■ **Stored entries**:

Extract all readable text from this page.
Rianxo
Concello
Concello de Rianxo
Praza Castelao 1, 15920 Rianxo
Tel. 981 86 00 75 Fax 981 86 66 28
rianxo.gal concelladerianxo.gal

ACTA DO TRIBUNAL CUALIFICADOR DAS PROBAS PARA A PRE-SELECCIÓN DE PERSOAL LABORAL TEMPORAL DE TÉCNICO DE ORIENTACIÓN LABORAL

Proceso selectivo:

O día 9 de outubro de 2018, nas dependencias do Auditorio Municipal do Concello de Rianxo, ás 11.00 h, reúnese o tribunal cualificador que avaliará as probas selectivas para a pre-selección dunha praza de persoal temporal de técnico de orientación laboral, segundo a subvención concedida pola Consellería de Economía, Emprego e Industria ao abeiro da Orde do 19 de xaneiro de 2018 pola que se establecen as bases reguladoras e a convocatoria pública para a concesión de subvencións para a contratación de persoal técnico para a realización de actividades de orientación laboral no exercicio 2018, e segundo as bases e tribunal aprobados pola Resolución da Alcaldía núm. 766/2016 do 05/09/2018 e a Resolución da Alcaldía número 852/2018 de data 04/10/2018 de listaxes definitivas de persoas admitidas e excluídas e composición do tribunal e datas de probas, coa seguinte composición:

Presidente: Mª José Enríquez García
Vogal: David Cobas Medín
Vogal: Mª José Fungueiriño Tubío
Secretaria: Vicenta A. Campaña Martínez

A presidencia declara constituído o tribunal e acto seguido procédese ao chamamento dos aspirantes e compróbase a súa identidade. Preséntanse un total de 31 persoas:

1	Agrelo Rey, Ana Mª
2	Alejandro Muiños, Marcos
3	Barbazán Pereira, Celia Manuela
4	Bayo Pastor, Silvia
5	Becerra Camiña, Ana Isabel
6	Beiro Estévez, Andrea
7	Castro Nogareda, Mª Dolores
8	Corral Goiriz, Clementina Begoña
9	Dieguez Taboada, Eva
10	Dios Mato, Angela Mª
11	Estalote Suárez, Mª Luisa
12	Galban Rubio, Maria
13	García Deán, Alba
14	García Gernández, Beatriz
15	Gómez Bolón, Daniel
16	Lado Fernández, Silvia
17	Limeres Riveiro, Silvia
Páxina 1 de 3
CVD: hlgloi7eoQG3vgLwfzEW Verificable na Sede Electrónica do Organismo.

■ **Given request**: Copy out the full material exactly as it appears.

■ **Result of the task**:
Extract all readable text from this page.
Rianxo
Concello
Concello de Rianxo
Praza Castelao 1, 15920 Rianxo
Tel. 981 86 00 75 Fax 981 86 66 28
rianxo.gal concelladerianxo.gal

ACTA DO TRIBUNAL CUALIFICADOR DAS PROBAS PARA A PRE-SELECCIÓN DE PERSOAL LABORAL TEMPORAL DE TÉCNICO DE ORIENTACIÓN LABORAL

Proceso selectivo:

O día 9 de outubro de 2018, nas dependencias do Auditorio Municipal do Concello de Rianxo, ás 11.00 h, reúnese o tribunal cualificador que avaliará as probas selectivas para a pre-selección dunha praza de persoal temporal de técnico de orientación laboral, segundo a subvención concedida pola Consellería de Economía, Emprego e Industria ao abeiro da Orde do 19 de xaneiro de 2018 pola que se establecen as bases reguladoras e a convocatoria pública para a concesión de subvencións para a contratación de persoal técnico para a realización de actividades de orientación laboral no exercicio 2018, e segundo as bases e tribunal aprobados pola Resolución da Alcaldía núm. 766/2016 do 05/09/2018 e a Resolución da Alcaldía número 852/2018 de data 04/10/2018 de listaxes definitivas de persoas admitidas e excluídas e composición do tribunal e datas de probas, coa seguinte composición:

Presidente: Mª José Enríquez García
Vogal: David Cobas Medín
Vogal: Mª José Fungueiriño Tubío
Secretaria: Vicenta A. Campaña Martínez

A presidencia declara constituído o tribunal e acto seguido procédese ao chamamento dos aspirantes e compróbase a súa identidade. Preséntanse un total de 31 persoas:

1	Agrelo Rey, Ana Mª
2	Alejandro Muiños, Marcos
3	Barbazán Pereira, Celia Manuela
4	Bayo Pastor, Silvia
5	Becerra Camiña, Ana Isabel
6	Beiro Estévez, Andrea
7	Castro Nogareda, Mª Dolores
8	Corral Goiriz, Clementina Begoña
9	Dieguez Taboada, Eva
10	Dios Mato, Angela Mª
11	Estalote Suárez, Mª Luisa
12	Galban Rubio, Maria
13	García Deán, Alba
14	García Gernández, Beatriz
15	Gómez Bolón, Daniel
16	Lado Fernández, Silvia
17	Limeres Riveiro, Silvia
Páxina 1 de 3
CVD: hlgloi7eoQG3vgLwfzEW Verificable na Sede Electrónica do Organismo.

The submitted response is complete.